--- Given data ---
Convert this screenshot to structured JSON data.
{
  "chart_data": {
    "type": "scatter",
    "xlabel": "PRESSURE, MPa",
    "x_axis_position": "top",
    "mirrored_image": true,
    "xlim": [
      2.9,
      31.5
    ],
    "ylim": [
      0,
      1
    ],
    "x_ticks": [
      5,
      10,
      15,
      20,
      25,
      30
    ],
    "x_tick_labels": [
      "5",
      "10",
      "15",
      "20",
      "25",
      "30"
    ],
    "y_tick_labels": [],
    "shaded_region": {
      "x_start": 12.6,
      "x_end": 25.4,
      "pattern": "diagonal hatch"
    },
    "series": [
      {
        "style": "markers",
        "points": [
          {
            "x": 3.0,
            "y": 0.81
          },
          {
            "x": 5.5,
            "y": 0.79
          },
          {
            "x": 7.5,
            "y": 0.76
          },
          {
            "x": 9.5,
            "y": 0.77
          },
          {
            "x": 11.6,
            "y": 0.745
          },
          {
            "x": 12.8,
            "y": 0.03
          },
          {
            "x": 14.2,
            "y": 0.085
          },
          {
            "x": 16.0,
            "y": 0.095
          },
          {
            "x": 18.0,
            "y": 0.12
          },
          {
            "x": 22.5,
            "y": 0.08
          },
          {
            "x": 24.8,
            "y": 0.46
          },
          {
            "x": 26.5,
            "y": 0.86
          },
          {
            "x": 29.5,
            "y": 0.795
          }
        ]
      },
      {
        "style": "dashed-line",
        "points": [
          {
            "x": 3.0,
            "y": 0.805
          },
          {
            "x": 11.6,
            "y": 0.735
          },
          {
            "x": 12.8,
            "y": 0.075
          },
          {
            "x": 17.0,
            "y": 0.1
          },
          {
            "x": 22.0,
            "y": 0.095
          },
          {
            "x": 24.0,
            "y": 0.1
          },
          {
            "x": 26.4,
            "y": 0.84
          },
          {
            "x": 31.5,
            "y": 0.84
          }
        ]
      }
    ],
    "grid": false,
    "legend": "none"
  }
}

--- Written request ---
Write the entries again, exactly as they stand.

--- Reply to the exercise ---
Convert this screenshot to structured JSON data.
{
  "chart_data": {
    "type": "scatter",
    "xlabel": "PRESSURE, MPa",
    "x_axis_position": "top",
    "mirrored_image": true,
    "xlim": [
      2.9,
      31.5
    ],
    "ylim": [
      0,
      1
    ],
    "x_ticks": [
      5,
      10,
      15,
      20,
      25,
      30
    ],
    "x_tick_labels": [
      "5",
      "10",
      "15",
      "20",
      "25",
      "30"
    ],
    "y_tick_labels": [],
    "shaded_region": {
      "x_start": 12.6,
      "x_end": 25.4,
      "pattern": "diagonal hatch"
    },
    "series": [
      {
        "style": "markers",
        "points": [
          {
            "x": 3.0,
            "y": 0.81
          },
          {
            "x": 5.5,
            "y": 0.79
          },
          {
            "x": 7.5,
            "y": 0.76
          },
          {
            "x": 9.5,
            "y": 0.77
          },
          {
            "x": 11.6,
            "y": 0.745
          },
          {
            "x": 12.8,
            "y": 0.03
          },
          {
            "x": 14.2,
            "y": 0.085
          },
          {
            "x": 16.0,
            "y": 0.095
          },
          {
            "x": 18.0,
            "y": 0.12
          },
          {
            "x": 22.5,
            "y": 0.08
          },
          {
            "x": 24.8,
            "y": 0.46
          },
          {
            "x": 26.5,
            "y": 0.86
          },
          {
            "x": 29.5,
            "y": 0.795
          }
        ]
      },
      {
        "style": "dashed-line",
        "points": [
          {
            "x": 3.0,
            "y": 0.805
          },
          {
            "x": 11.6,
            "y": 0.735
          },
          {
            "x": 12.8,
            "y": 0.075
          },
          {
            "x": 17.0,
            "y": 0.1
          },
          {
            "x": 22.0,
            "y": 0.095
          },
          {
            "x": 24.0,
            "y": 0.1
          },
          {
            "x": 26.4,
            "y": 0.84
          },
          {
            "x": 31.5,
            "y": 0.84
          }
        ]
      }
    ],
    "grid": false,
    "legend": "none"
  }
}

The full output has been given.